Work required:
Gather all lines in the records below that include the word "太平盛世".

(A run of records)
====

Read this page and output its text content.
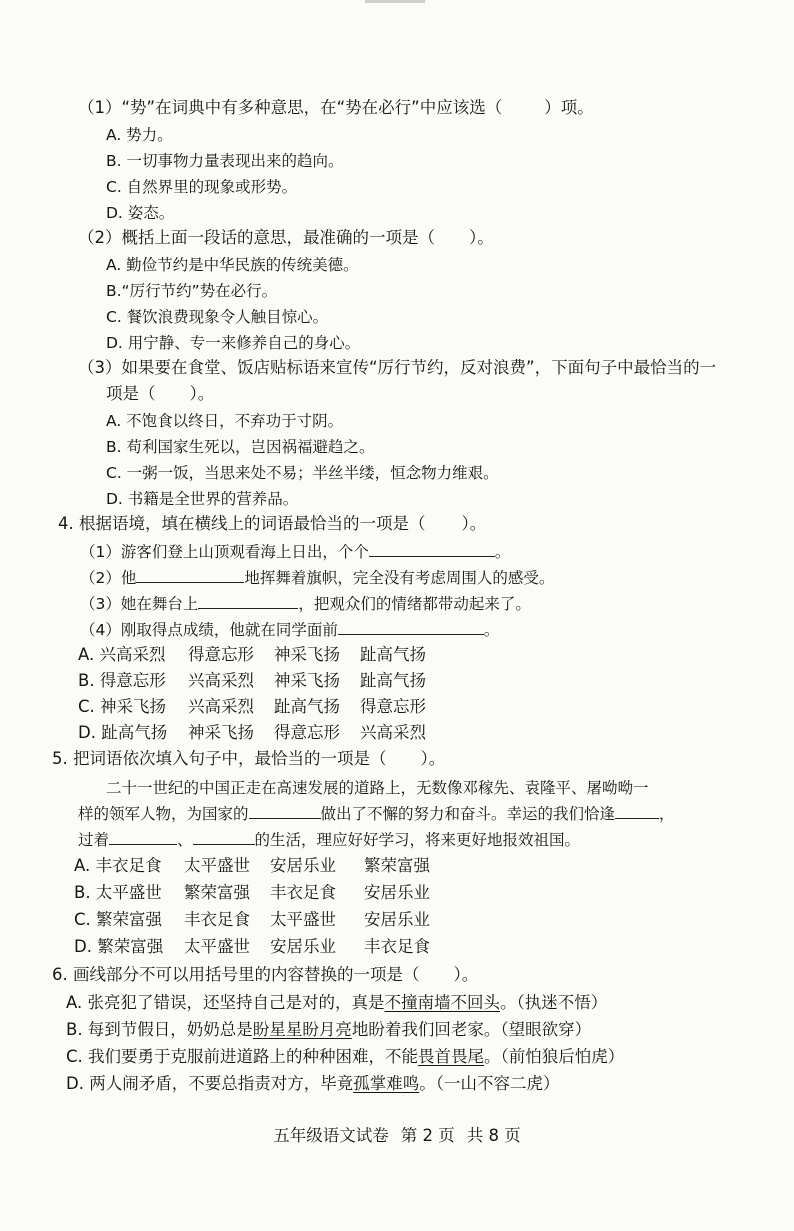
（1）“势”在词典中有多种意思，在“势在必行”中应该选（	）项。
A. 势力。
B. 一切事物力量表现出来的趋向。
C. 自然界里的现象或形势。
D. 姿态。
（2）概括上面一段话的意思，最准确的一项是（ ）。
A. 勤俭节约是中华民族的传统美德。
B.“厉行节约”势在必行。
C. 餐饮浪费现象令人触目惊心。
D. 用宁静、专一来修养自己的身心。
（3）如果要在食堂、饭店贴标语来宣传“厉行节约，反对浪费”，下面句子中最恰当的一
项是（ ）。
A. 不饱食以终日，不弃功于寸阴。
B. 苟利国家生死以，岂因祸福避趋之。
C. 一粥一饭，当思来处不易；半丝半缕，恒念物力维艰。
D. 书籍是全世界的营养品。
4. 根据语境，填在横线上的词语最恰当的一项是（ ）。
（1）游客们登上山顶观看海上日出，个个	。
（2）他	地挥舞着旗帜，完全没有考虑周围人的感受。
（3）她在舞台上	，把观众们的情绪都带动起来了。
（4）刚取得点成绩，他就在同学面前	。
A. 兴高采烈 得意忘形 神采飞扬 趾高气扬
B. 得意忘形 兴高采烈 神采飞扬 趾高气扬
C. 神采飞扬 兴高采烈 趾高气扬 得意忘形
D. 趾高气扬 神采飞扬 得意忘形 兴高采烈
5. 把词语依次填入句子中，最恰当的一项是（ ）。
二十一世纪的中国正走在高速发展的道路上，无数像邓稼先、袁隆平、屠呦呦一
样的领军人物，为国家的	做出了不懈的努力和奋斗。幸运的我们恰逢	，
过着	、	的生活，理应好好学习，将来更好地报效祖国。
A. 丰衣足食 太平盛世 安居乐业 繁荣富强
B. 太平盛世 繁荣富强 丰衣足食 安居乐业
C. 繁荣富强 丰衣足食 太平盛世 安居乐业
D. 繁荣富强 太平盛世 安居乐业 丰衣足食
6. 画线部分不可以用括号里的内容替换的一项是（ ）。
A. 张亮犯了错误，还坚持自己是对的，真是不撞南墙不回头。（执迷不悟）
B. 每到节假日，奶奶总是盼星星盼月亮地盼着我们回老家。（望眼欲穿）
C. 我们要勇于克服前进道路上的种种困难，不能畏首畏尾。（前怕狼后怕虎）
D. 两人闹矛盾，不要总指责对方，毕竟孤掌难鸣。（一山不容二虎）
五年级语文试卷 第 2 页 共 8 页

====

Result for this task:
A. 丰衣足食 太平盛世 安居乐业 繁荣富强
B. 太平盛世 繁荣富强 丰衣足食 安居乐业
C. 繁荣富强 丰衣足食 太平盛世 安居乐业
D. 繁荣富强 太平盛世 安居乐业 丰衣足食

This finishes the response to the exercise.